Write out the rows from the line with "List every element" up to and including the line with "- size-value-cell: 36: [463, 818, 675, 864]" word for word, leaving the pictures out of your answer.

Information provided ▸
[BEGIN]

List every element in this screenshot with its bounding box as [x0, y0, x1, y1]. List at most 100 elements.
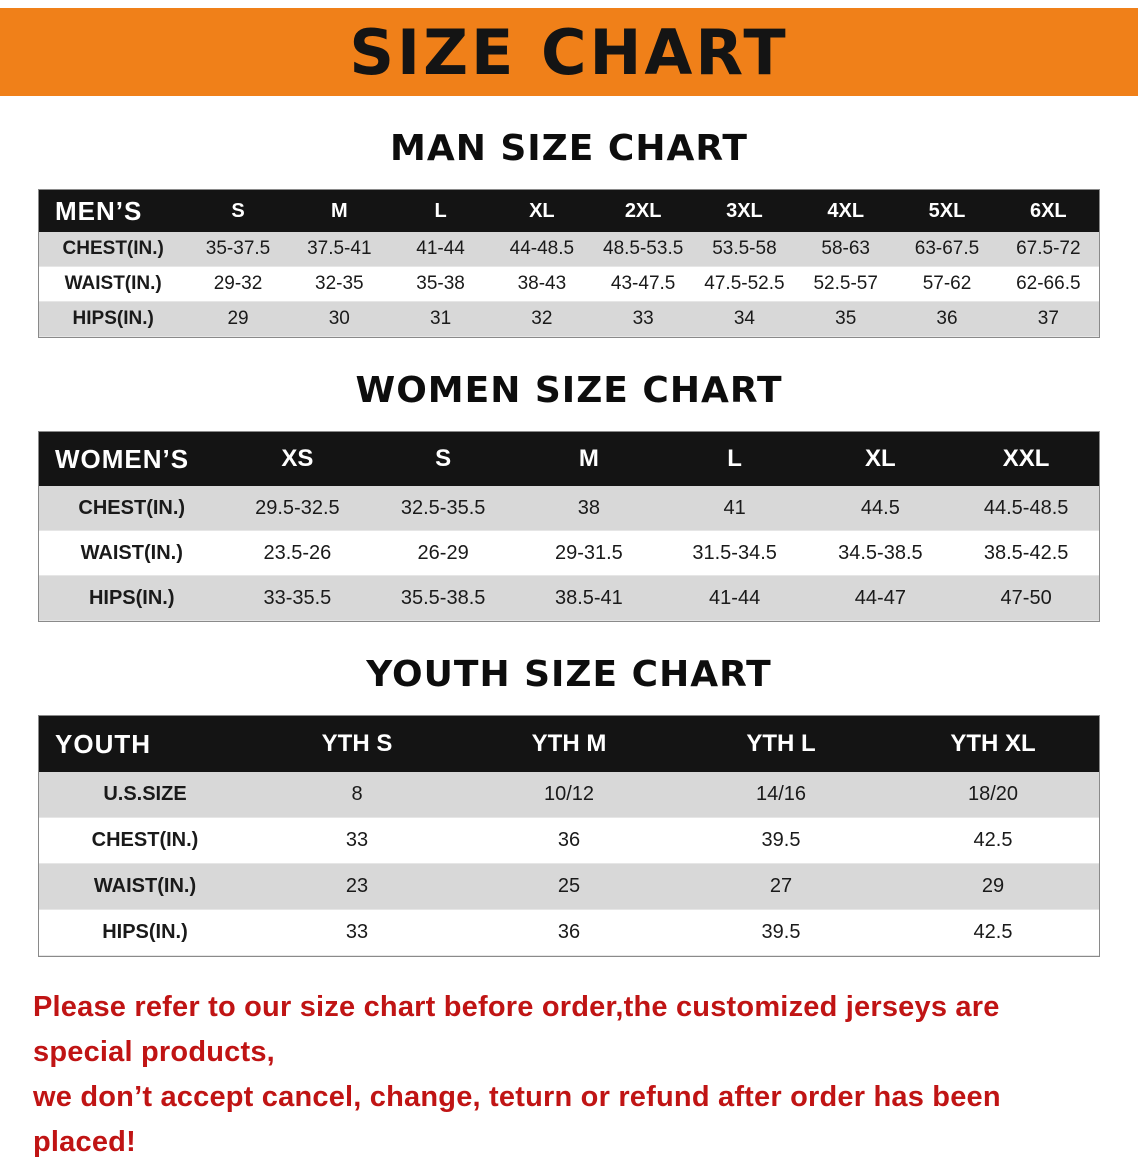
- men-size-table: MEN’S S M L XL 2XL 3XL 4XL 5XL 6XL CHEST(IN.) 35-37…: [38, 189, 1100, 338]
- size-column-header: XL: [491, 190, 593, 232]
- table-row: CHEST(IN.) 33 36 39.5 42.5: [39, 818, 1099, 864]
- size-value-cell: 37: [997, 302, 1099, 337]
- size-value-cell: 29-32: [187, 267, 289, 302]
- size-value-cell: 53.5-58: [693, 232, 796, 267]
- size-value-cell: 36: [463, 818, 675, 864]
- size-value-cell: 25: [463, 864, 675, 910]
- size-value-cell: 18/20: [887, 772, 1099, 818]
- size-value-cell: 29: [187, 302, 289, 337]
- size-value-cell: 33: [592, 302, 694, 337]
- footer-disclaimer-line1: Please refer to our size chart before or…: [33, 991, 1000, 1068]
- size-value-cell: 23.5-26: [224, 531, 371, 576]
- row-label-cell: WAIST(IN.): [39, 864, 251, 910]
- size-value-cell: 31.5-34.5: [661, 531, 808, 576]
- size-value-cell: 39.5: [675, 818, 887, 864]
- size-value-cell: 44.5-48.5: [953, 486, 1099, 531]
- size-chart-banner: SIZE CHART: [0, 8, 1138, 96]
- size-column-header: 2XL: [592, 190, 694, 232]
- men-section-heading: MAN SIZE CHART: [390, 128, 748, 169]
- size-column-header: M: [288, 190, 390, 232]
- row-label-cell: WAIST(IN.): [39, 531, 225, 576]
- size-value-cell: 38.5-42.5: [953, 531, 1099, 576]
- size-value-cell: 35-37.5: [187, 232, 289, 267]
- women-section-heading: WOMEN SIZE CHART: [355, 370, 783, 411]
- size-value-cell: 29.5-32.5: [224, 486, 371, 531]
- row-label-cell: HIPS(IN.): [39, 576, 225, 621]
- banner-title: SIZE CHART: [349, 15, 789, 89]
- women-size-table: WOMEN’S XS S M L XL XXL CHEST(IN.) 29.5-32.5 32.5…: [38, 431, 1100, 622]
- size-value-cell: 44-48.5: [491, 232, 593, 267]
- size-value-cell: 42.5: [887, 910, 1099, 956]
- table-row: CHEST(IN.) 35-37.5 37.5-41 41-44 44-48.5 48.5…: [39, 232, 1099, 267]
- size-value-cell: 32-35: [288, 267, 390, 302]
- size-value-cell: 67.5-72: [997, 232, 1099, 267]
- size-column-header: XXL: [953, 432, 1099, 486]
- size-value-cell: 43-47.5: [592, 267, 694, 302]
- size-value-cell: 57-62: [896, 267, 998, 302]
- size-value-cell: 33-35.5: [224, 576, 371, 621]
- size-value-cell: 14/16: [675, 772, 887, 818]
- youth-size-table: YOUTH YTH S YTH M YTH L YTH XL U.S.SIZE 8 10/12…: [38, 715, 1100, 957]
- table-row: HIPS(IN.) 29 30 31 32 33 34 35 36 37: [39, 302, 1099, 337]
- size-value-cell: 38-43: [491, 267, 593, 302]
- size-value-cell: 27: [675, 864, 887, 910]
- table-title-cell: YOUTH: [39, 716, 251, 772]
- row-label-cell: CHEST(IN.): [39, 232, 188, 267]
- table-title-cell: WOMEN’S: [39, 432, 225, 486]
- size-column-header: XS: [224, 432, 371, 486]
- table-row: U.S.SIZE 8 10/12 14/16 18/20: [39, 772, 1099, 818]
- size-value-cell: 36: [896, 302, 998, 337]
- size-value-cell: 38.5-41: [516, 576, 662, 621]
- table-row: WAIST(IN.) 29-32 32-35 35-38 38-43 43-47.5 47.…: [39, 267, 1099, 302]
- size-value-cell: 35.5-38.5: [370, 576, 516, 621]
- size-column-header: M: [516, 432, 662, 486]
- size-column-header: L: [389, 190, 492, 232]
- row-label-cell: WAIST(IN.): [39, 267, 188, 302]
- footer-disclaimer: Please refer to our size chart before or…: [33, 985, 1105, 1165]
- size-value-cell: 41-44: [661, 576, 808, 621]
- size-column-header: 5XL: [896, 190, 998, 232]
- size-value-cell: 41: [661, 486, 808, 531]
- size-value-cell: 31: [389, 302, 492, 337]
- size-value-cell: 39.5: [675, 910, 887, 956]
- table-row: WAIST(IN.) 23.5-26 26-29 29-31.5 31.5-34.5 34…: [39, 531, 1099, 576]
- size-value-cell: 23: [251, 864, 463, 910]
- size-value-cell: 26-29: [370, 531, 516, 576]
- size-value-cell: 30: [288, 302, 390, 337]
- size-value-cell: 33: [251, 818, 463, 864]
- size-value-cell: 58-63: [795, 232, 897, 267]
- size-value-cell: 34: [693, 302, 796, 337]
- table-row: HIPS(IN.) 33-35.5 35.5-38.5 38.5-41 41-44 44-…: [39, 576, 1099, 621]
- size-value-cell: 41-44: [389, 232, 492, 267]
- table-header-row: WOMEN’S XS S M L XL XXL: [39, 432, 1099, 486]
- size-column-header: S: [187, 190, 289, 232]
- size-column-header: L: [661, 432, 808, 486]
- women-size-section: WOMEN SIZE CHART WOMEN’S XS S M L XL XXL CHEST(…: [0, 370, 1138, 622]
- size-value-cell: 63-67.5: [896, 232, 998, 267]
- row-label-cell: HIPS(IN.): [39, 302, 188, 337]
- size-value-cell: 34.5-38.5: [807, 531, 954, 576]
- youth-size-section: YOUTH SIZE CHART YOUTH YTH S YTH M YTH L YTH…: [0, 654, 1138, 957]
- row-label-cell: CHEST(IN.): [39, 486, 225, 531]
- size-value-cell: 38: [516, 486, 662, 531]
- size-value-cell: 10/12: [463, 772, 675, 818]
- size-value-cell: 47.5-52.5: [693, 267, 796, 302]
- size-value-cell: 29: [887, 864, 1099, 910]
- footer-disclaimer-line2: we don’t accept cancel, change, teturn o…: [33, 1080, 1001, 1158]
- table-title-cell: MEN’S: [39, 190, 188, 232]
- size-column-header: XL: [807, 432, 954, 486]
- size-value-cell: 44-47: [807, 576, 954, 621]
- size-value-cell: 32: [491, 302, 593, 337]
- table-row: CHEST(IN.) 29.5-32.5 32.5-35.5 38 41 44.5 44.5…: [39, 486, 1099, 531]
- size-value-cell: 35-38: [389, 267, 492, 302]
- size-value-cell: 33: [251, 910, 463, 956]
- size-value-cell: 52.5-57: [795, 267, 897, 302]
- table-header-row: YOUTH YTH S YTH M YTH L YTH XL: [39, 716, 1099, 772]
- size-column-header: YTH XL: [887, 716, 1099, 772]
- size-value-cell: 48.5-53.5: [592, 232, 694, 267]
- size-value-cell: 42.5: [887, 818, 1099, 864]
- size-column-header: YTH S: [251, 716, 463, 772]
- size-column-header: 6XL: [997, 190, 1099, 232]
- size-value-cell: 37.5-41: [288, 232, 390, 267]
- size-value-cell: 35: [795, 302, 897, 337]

[END]
[BEGIN]

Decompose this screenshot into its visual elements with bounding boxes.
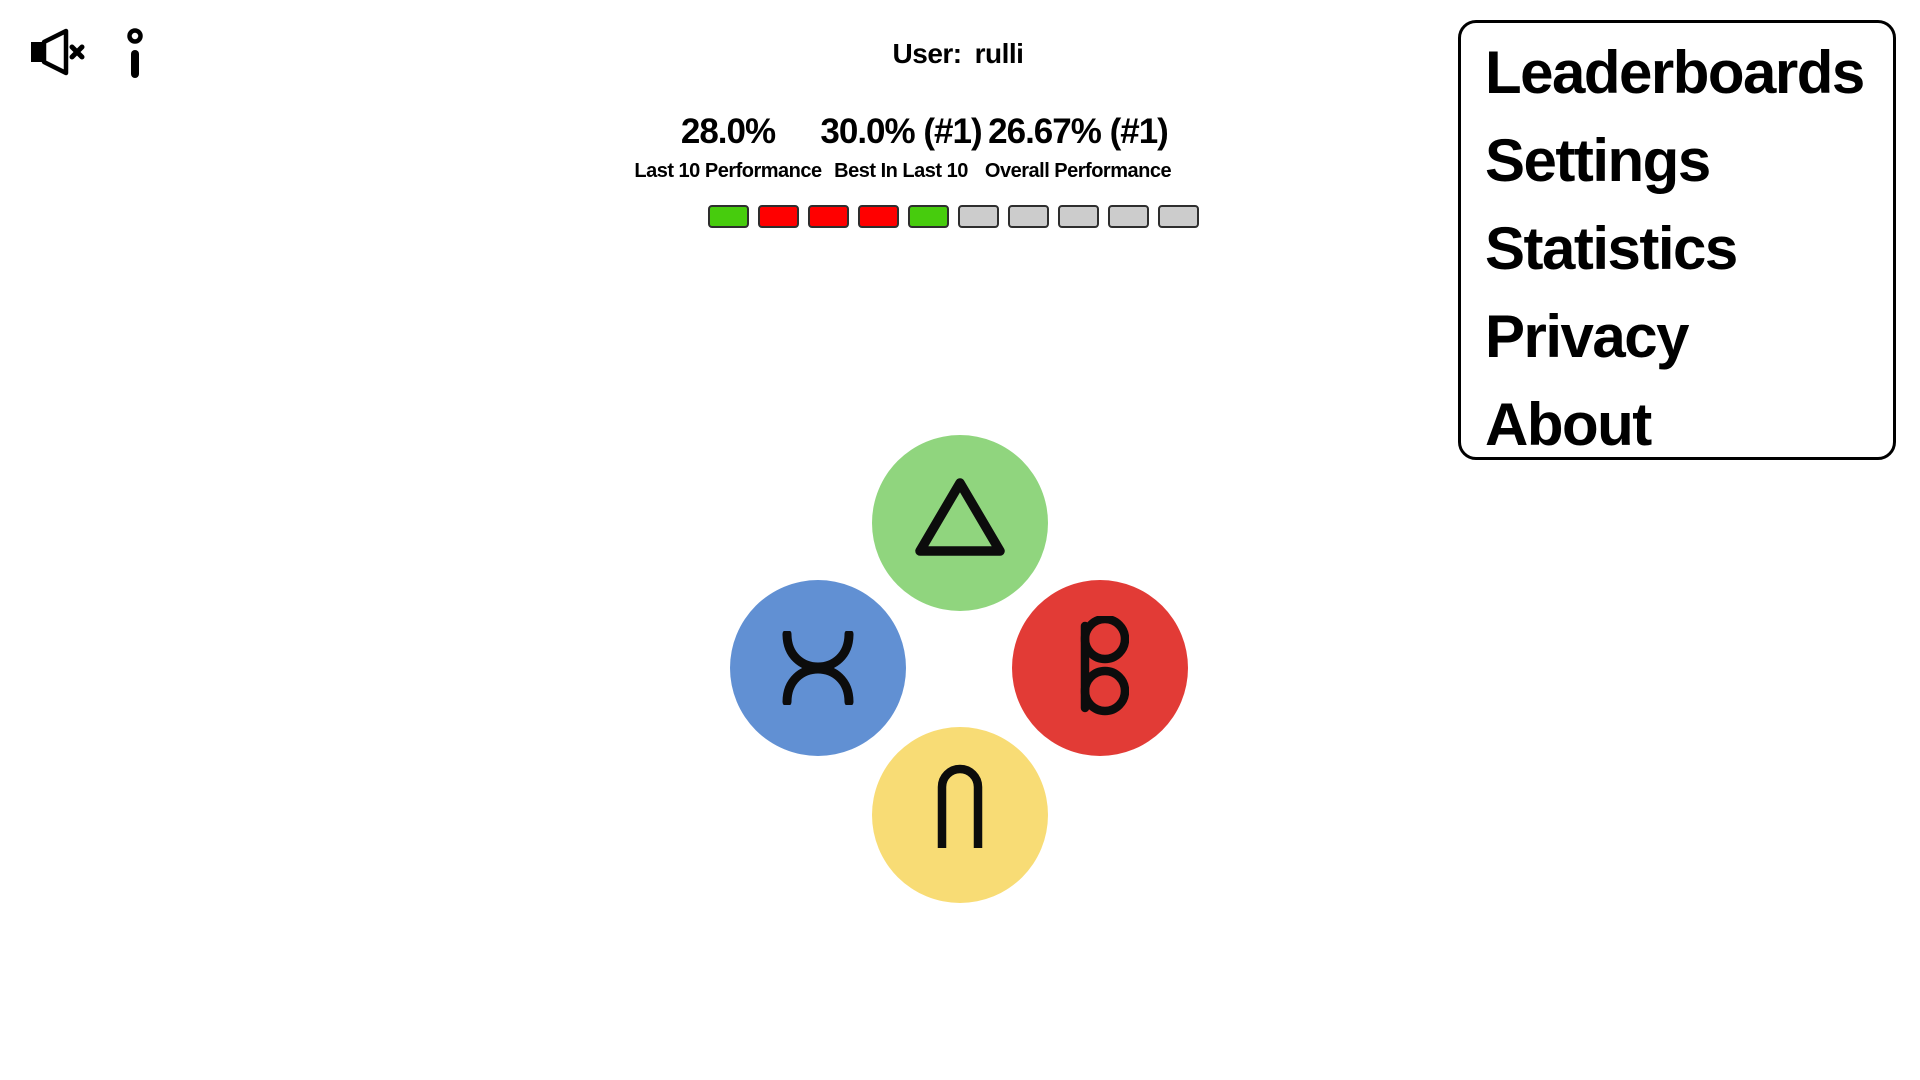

[END]

The answer ▸
List every element in this screenshot with its bounding box as [x0, y0, x1, y1]. List at most 100 elements.
- men-size-table: MEN’S S M L XL 2XL 3XL 4XL 5XL 6XL CHEST(IN.) 35-37…: [38, 189, 1100, 338]
- size-column-header: XL: [491, 190, 593, 232]
- table-row: CHEST(IN.) 33 36 39.5 42.5: [39, 818, 1099, 864]
- size-value-cell: 37: [997, 302, 1099, 337]
- size-value-cell: 29-32: [187, 267, 289, 302]
- size-value-cell: 53.5-58: [693, 232, 796, 267]
- size-value-cell: 36: [463, 818, 675, 864]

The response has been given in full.